▸ Request: Without including any images, reproduce each entry exactly.

▸ Information given:
───
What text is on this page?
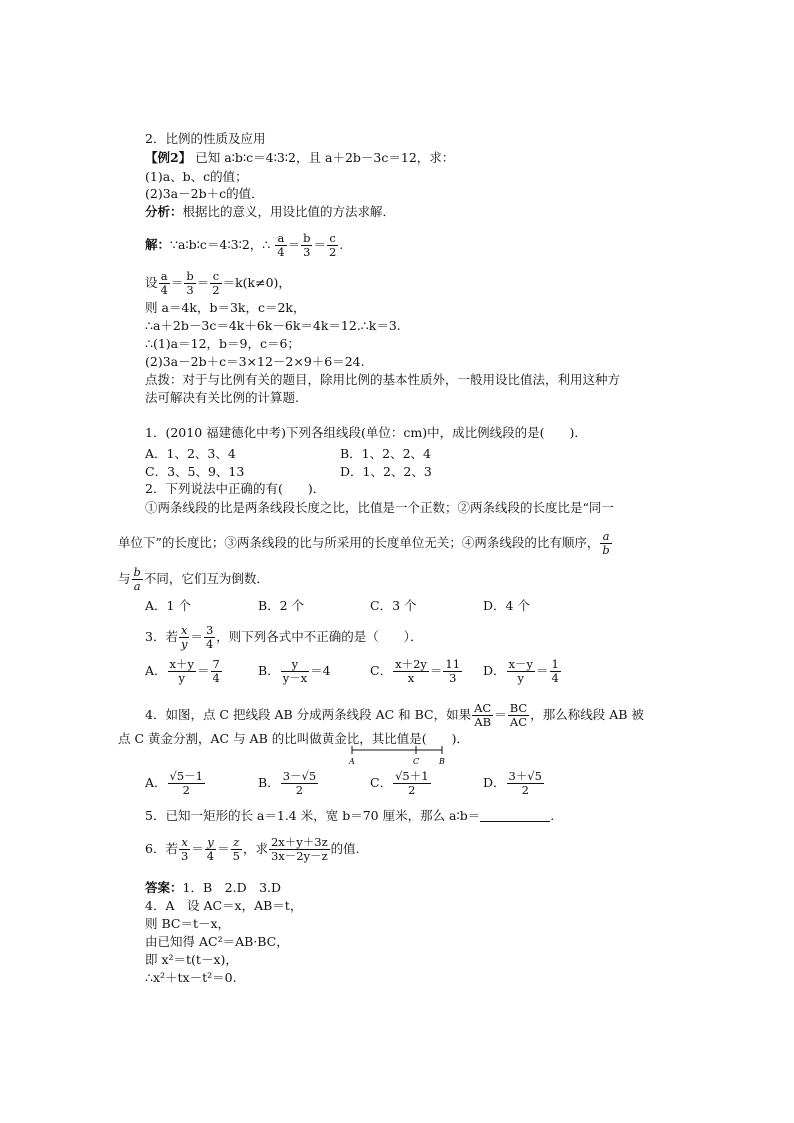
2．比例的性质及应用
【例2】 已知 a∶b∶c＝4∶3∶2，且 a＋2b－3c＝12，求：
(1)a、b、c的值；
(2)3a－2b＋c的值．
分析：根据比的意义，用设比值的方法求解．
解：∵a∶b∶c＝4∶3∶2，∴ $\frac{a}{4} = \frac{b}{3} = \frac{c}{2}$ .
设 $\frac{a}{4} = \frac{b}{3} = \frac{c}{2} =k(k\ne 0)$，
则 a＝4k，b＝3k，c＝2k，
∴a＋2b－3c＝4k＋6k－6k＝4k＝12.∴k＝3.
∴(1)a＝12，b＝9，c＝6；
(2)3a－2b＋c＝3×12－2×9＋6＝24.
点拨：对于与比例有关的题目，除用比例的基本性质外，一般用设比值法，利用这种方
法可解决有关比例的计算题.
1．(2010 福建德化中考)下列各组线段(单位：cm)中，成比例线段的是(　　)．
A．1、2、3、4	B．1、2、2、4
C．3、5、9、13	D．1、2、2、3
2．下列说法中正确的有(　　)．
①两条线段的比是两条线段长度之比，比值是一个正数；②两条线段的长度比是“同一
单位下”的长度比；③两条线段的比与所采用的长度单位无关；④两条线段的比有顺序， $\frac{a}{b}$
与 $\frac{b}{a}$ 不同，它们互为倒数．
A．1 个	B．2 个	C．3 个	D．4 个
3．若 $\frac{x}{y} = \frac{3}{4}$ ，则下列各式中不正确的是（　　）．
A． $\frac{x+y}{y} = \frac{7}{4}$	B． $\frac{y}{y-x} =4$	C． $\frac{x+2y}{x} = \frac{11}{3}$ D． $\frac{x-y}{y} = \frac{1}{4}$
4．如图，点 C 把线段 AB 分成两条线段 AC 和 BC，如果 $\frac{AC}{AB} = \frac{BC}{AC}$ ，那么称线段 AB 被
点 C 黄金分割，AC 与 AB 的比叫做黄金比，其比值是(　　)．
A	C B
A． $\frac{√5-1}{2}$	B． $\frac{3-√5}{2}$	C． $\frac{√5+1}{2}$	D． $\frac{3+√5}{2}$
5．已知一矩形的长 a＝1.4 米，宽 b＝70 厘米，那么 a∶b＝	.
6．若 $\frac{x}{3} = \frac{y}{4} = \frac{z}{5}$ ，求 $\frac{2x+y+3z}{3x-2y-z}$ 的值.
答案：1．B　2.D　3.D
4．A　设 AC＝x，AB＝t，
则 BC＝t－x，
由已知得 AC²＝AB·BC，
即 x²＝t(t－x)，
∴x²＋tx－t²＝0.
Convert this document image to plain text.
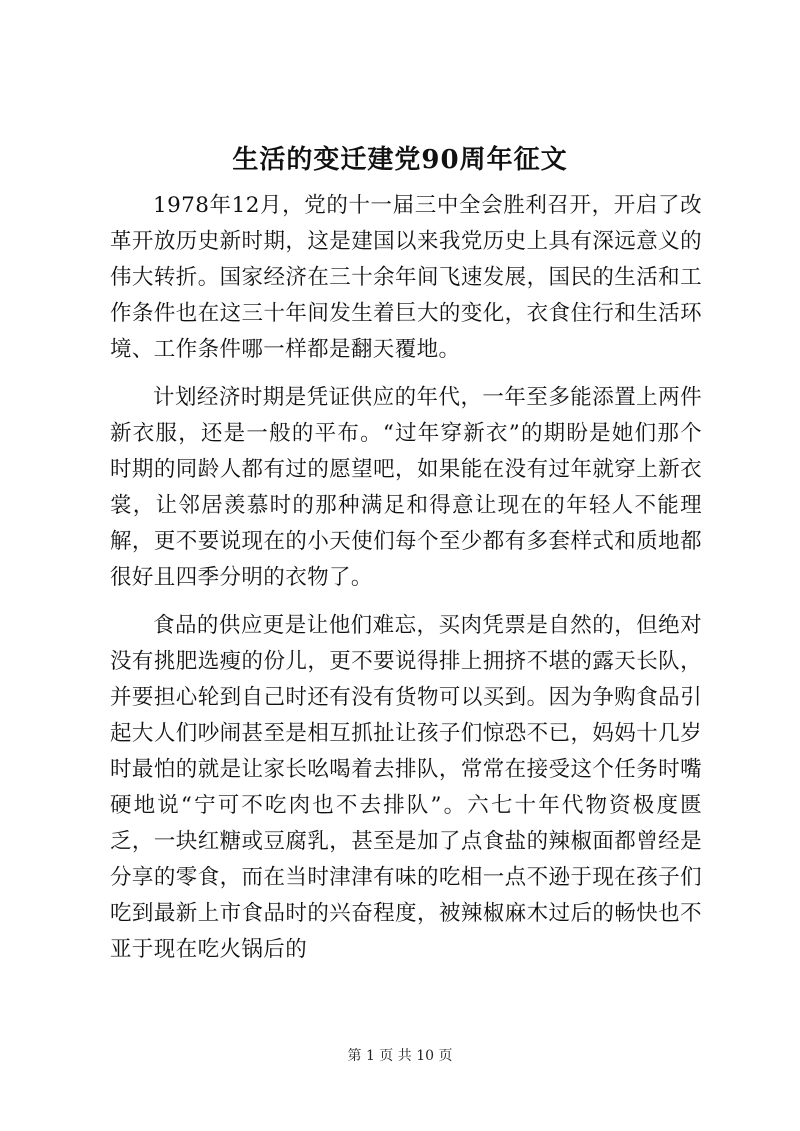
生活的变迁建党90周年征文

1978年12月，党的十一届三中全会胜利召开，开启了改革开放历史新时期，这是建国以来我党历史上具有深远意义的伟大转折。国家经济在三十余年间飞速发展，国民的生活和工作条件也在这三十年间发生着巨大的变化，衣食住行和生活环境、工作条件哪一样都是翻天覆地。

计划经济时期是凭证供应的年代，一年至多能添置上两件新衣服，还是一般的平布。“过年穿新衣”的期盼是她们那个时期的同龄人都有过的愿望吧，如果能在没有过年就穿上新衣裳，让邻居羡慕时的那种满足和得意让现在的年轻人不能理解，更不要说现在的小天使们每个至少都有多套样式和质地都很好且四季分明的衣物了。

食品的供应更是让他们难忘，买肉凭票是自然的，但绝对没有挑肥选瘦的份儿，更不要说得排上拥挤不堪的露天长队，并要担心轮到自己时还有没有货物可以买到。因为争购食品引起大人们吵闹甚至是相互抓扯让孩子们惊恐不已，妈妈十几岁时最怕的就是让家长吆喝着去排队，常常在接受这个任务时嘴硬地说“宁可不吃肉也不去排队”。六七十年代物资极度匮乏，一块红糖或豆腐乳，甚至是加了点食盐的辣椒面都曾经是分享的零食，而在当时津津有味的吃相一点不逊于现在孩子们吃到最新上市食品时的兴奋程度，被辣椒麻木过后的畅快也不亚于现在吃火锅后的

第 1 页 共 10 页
───
▸ The response:
What text is on this page?
2．比例的性质及应用
【例2】 已知 a∶b∶c＝4∶3∶2，且 a＋2b－3c＝12，求：
(1)a、b、c的值；
(2)3a－2b＋c的值．
分析：根据比的意义，用设比值的方法求解．
解：∵a∶b∶c＝4∶3∶2，∴ $\frac{a}{4} = \frac{b}{3} = \frac{c}{2}$ .
设 $\frac{a}{4} = \frac{b}{3} = \frac{c}{2} =k(k\ne 0)$，
则 a＝4k，b＝3k，c＝2k，
∴a＋2b－3c＝4k＋6k－6k＝4k＝12.∴k＝3.
∴(1)a＝12，b＝9，c＝6；
(2)3a－2b＋c＝3×12－2×9＋6＝24.
点拨：对于与比例有关的题目，除用比例的基本性质外，一般用设比值法，利用这种方
法可解决有关比例的计算题.
1．(2010 福建德化中考)下列各组线段(单位：cm)中，成比例线段的是(　　)．
A．1、2、3、4	B．1、2、2、4
C．3、5、9、13	D．1、2、2、3
2．下列说法中正确的有(　　)．
①两条线段的比是两条线段长度之比，比值是一个正数；②两条线段的长度比是“同一
单位下”的长度比；③两条线段的比与所采用的长度单位无关；④两条线段的比有顺序， $\frac{a}{b}$
与 $\frac{b}{a}$ 不同，它们互为倒数．
A．1 个	B．2 个	C．3 个	D．4 个
3．若 $\frac{x}{y} = \frac{3}{4}$ ，则下列各式中不正确的是（　　）．
A． $\frac{x+y}{y} = \frac{7}{4}$	B． $\frac{y}{y-x} =4$	C． $\frac{x+2y}{x} = \frac{11}{3}$ D． $\frac{x-y}{y} = \frac{1}{4}$
4．如图，点 C 把线段 AB 分成两条线段 AC 和 BC，如果 $\frac{AC}{AB} = \frac{BC}{AC}$ ，那么称线段 AB 被
点 C 黄金分割，AC 与 AB 的比叫做黄金比，其比值是(　　)．
A	C B
A． $\frac{√5-1}{2}$	B． $\frac{3-√5}{2}$	C． $\frac{√5+1}{2}$	D． $\frac{3+√5}{2}$
5．已知一矩形的长 a＝1.4 米，宽 b＝70 厘米，那么 a∶b＝	.
6．若 $\frac{x}{3} = \frac{y}{4} = \frac{z}{5}$ ，求 $\frac{2x+y+3z}{3x-2y-z}$ 的值.
答案：1．B　2.D　3.D
4．A　设 AC＝x，AB＝t，
则 BC＝t－x，
由已知得 AC²＝AB·BC，
即 x²＝t(t－x)，
∴x²＋tx－t²＝0.
Convert this document image to plain text.
生活的变迁建党90周年征文

1978年12月，党的十一届三中全会胜利召开，开启了改革开放历史新时期，这是建国以来我党历史上具有深远意义的伟大转折。国家经济在三十余年间飞速发展，国民的生活和工作条件也在这三十年间发生着巨大的变化，衣食住行和生活环境、工作条件哪一样都是翻天覆地。

计划经济时期是凭证供应的年代，一年至多能添置上两件新衣服，还是一般的平布。“过年穿新衣”的期盼是她们那个时期的同龄人都有过的愿望吧，如果能在没有过年就穿上新衣裳，让邻居羡慕时的那种满足和得意让现在的年轻人不能理解，更不要说现在的小天使们每个至少都有多套样式和质地都很好且四季分明的衣物了。

食品的供应更是让他们难忘，买肉凭票是自然的，但绝对没有挑肥选瘦的份儿，更不要说得排上拥挤不堪的露天长队，并要担心轮到自己时还有没有货物可以买到。因为争购食品引起大人们吵闹甚至是相互抓扯让孩子们惊恐不已，妈妈十几岁时最怕的就是让家长吆喝着去排队，常常在接受这个任务时嘴硬地说“宁可不吃肉也不去排队”。六七十年代物资极度匮乏，一块红糖或豆腐乳，甚至是加了点食盐的辣椒面都曾经是分享的零食，而在当时津津有味的吃相一点不逊于现在孩子们吃到最新上市食品时的兴奋程度，被辣椒麻木过后的畅快也不亚于现在吃火锅后的

第 1 页 共 10 页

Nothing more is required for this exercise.